▶ [DATA EXTRACT]:
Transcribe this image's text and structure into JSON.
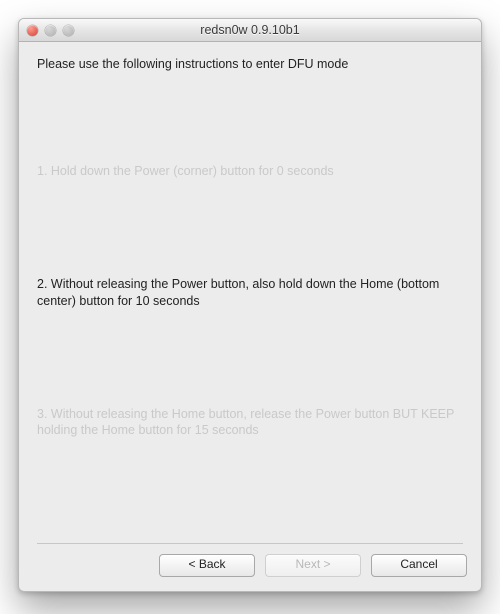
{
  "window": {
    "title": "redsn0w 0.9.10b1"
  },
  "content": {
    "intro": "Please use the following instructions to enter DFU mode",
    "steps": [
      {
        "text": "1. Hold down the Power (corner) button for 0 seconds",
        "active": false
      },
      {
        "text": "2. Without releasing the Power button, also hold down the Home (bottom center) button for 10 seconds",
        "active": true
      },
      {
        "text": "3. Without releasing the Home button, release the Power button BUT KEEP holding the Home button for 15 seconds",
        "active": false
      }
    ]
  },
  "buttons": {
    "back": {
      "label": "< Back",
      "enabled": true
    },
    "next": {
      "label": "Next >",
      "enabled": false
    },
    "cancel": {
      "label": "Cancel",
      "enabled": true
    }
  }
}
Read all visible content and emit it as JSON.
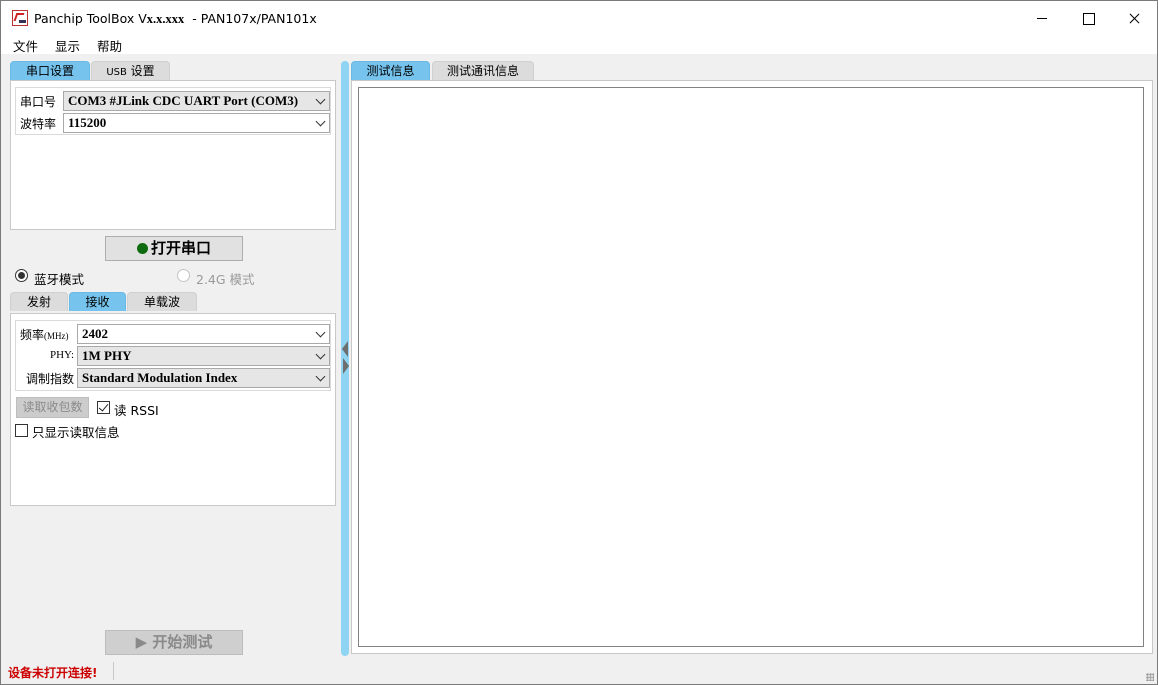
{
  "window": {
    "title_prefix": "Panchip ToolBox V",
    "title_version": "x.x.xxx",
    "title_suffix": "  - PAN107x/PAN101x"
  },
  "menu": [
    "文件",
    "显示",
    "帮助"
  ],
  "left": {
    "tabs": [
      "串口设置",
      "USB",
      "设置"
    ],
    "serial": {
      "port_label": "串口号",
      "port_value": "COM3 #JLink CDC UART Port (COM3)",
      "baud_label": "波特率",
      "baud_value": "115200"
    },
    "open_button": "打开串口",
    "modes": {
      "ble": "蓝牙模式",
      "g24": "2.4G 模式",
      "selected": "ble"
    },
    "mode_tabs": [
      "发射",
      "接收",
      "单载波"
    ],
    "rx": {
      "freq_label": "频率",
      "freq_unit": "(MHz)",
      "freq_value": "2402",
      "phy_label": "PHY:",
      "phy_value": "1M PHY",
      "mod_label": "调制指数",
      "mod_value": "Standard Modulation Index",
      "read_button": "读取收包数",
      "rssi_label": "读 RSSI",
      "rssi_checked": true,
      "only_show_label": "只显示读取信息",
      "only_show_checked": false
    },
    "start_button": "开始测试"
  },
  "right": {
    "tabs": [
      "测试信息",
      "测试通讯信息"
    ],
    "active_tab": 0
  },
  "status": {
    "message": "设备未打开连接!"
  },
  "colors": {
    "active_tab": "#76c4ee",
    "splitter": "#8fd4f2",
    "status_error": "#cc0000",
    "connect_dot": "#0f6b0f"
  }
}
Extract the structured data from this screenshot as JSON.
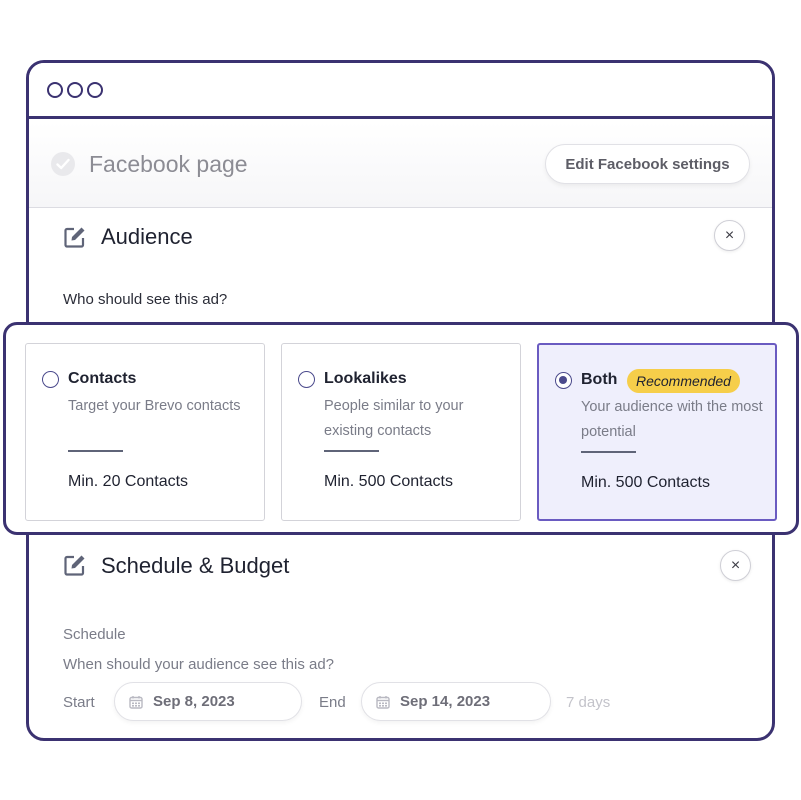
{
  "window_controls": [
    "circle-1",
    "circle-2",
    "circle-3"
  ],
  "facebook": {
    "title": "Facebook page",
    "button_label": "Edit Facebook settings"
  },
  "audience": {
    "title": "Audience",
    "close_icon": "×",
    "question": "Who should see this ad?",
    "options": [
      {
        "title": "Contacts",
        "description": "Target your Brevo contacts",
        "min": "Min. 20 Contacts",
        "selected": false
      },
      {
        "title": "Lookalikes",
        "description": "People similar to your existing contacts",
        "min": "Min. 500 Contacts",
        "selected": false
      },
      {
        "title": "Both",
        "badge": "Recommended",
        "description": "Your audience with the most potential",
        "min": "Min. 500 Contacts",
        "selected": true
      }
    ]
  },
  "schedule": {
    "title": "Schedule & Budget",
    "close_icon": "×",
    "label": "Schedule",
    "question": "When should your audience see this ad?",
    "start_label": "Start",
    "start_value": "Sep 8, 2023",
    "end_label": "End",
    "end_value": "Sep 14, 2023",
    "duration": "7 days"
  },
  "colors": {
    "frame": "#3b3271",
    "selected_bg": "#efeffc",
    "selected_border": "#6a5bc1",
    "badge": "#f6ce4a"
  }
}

▶ [DESCRIPTION OF THE TASK]:
Your task is to repeat the material above exactly, without its pictures.

▶ [EXERCISE RESPONSE]:
Transcribe this image's text and structure into JSON.
{
  "window": {
    "title": "redsn0w 0.9.10b1"
  },
  "content": {
    "intro": "Please use the following instructions to enter DFU mode",
    "steps": [
      {
        "text": "1. Hold down the Power (corner) button for 0 seconds",
        "active": false
      },
      {
        "text": "2. Without releasing the Power button, also hold down the Home (bottom center) button for 10 seconds",
        "active": true
      },
      {
        "text": "3. Without releasing the Home button, release the Power button BUT KEEP holding the Home button for 15 seconds",
        "active": false
      }
    ]
  },
  "buttons": {
    "back": {
      "label": "< Back",
      "enabled": true
    },
    "next": {
      "label": "Next >",
      "enabled": false
    },
    "cancel": {
      "label": "Cancel",
      "enabled": true
    }
  }
}
Read all visible content and emit it as JSON.
{
  "window": {
    "title_prefix": "Panchip ToolBox V",
    "title_version": "x.x.xxx",
    "title_suffix": "  - PAN107x/PAN101x"
  },
  "menu": [
    "文件",
    "显示",
    "帮助"
  ],
  "left": {
    "tabs": [
      "串口设置",
      "USB",
      "设置"
    ],
    "serial": {
      "port_label": "串口号",
      "port_value": "COM3 #JLink CDC UART Port (COM3)",
      "baud_label": "波特率",
      "baud_value": "115200"
    },
    "open_button": "打开串口",
    "modes": {
      "ble": "蓝牙模式",
      "g24": "2.4G 模式",
      "selected": "ble"
    },
    "mode_tabs": [
      "发射",
      "接收",
      "单载波"
    ],
    "rx": {
      "freq_label": "频率",
      "freq_unit": "(MHz)",
      "freq_value": "2402",
      "phy_label": "PHY:",
      "phy_value": "1M PHY",
      "mod_label": "调制指数",
      "mod_value": "Standard Modulation Index",
      "read_button": "读取收包数",
      "rssi_label": "读 RSSI",
      "rssi_checked": true,
      "only_show_label": "只显示读取信息",
      "only_show_checked": false
    },
    "start_button": "开始测试"
  },
  "right": {
    "tabs": [
      "测试信息",
      "测试通讯信息"
    ],
    "active_tab": 0
  },
  "status": {
    "message": "设备未打开连接!"
  },
  "colors": {
    "active_tab": "#76c4ee",
    "splitter": "#8fd4f2",
    "status_error": "#cc0000",
    "connect_dot": "#0f6b0f"
  }
}
Extract the structured data from this screenshot as JSON.
{
  "window_controls": [
    "circle-1",
    "circle-2",
    "circle-3"
  ],
  "facebook": {
    "title": "Facebook page",
    "button_label": "Edit Facebook settings"
  },
  "audience": {
    "title": "Audience",
    "close_icon": "×",
    "question": "Who should see this ad?",
    "options": [
      {
        "title": "Contacts",
        "description": "Target your Brevo contacts",
        "min": "Min. 20 Contacts",
        "selected": false
      },
      {
        "title": "Lookalikes",
        "description": "People similar to your existing contacts",
        "min": "Min. 500 Contacts",
        "selected": false
      },
      {
        "title": "Both",
        "badge": "Recommended",
        "description": "Your audience with the most potential",
        "min": "Min. 500 Contacts",
        "selected": true
      }
    ]
  },
  "schedule": {
    "title": "Schedule & Budget",
    "close_icon": "×",
    "label": "Schedule",
    "question": "When should your audience see this ad?",
    "start_label": "Start",
    "start_value": "Sep 8, 2023",
    "end_label": "End",
    "end_value": "Sep 14, 2023",
    "duration": "7 days"
  },
  "colors": {
    "frame": "#3b3271",
    "selected_bg": "#efeffc",
    "selected_border": "#6a5bc1",
    "badge": "#f6ce4a"
  }
}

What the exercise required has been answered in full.